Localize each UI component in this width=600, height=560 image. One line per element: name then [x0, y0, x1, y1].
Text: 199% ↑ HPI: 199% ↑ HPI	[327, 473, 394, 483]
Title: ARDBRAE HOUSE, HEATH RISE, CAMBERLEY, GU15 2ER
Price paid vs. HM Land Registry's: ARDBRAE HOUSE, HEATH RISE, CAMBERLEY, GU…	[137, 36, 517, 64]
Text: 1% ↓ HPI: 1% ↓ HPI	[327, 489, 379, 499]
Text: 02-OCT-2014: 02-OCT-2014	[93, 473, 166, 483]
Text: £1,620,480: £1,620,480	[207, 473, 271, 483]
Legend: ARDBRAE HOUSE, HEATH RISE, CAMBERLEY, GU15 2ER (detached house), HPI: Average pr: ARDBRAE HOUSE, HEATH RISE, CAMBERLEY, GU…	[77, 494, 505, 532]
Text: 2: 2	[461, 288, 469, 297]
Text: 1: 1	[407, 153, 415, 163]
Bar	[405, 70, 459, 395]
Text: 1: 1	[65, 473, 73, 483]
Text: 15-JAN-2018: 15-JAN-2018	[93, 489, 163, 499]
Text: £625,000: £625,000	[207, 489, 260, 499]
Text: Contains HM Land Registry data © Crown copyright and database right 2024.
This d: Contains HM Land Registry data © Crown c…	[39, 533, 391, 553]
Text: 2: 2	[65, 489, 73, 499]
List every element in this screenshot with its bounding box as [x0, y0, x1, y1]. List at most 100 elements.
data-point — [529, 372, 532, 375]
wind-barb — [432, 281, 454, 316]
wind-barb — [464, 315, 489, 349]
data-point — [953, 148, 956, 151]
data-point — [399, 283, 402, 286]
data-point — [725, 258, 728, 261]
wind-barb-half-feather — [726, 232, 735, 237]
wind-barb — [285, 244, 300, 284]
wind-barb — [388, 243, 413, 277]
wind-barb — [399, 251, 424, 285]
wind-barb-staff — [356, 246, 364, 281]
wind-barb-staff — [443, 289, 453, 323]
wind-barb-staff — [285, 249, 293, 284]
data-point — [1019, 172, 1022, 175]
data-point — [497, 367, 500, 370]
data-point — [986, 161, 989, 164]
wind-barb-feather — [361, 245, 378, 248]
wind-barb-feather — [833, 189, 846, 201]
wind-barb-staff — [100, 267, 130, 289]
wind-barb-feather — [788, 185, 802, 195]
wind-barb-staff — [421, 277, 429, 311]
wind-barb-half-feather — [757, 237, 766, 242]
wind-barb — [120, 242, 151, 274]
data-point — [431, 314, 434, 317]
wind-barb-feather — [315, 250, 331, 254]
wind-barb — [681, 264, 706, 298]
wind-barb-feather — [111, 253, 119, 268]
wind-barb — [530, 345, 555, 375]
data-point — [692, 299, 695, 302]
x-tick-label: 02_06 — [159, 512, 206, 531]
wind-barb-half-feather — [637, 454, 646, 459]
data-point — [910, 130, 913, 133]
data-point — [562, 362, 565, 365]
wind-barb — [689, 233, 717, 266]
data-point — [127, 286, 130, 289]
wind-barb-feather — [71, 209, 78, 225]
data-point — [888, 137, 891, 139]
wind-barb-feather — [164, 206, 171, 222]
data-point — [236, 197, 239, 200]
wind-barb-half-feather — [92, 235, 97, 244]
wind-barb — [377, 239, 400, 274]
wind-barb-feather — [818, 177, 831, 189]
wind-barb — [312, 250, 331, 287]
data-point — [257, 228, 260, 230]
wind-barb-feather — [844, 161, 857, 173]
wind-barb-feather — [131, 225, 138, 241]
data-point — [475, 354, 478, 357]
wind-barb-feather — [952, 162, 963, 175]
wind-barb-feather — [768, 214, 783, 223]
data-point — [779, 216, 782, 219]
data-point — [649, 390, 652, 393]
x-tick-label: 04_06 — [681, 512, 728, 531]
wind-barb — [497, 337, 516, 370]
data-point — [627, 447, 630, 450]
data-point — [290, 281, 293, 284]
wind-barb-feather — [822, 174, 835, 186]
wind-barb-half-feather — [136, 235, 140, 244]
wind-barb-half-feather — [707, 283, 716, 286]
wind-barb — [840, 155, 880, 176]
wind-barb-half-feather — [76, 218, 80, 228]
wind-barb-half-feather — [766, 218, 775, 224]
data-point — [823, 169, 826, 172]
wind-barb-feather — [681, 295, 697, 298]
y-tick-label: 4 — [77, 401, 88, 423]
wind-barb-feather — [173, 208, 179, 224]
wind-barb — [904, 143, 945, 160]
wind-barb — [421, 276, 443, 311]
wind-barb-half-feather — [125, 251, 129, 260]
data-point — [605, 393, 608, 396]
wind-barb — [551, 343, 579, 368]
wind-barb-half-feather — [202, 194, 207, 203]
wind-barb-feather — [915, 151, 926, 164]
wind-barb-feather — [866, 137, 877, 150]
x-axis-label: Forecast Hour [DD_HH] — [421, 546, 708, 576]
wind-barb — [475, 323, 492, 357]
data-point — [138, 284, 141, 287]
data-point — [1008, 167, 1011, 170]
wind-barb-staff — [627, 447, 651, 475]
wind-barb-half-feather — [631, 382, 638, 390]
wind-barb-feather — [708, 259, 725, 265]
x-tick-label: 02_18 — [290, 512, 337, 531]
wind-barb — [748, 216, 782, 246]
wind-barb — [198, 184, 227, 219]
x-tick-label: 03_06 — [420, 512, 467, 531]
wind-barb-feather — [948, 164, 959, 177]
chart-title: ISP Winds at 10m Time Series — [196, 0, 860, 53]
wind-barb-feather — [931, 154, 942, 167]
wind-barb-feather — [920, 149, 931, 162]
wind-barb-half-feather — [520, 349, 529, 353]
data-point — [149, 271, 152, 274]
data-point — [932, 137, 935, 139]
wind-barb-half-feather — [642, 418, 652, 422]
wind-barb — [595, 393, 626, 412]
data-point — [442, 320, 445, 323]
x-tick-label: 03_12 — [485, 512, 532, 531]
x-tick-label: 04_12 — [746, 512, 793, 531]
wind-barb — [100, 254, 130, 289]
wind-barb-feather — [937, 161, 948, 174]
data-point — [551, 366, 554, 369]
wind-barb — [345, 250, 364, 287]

• **WRITTEN PROBLEM**
Report every line in the items above that contains the word "element", copying each such line in full.

• **ANSWER IN FULL**
Localize each UI component in this width=600, height=560 image. One line per element: name then [x0, y0, x1, y1].
List every element in this screenshot with its bounding box as [x0, y0, x1, y1]. List at most 100 elements.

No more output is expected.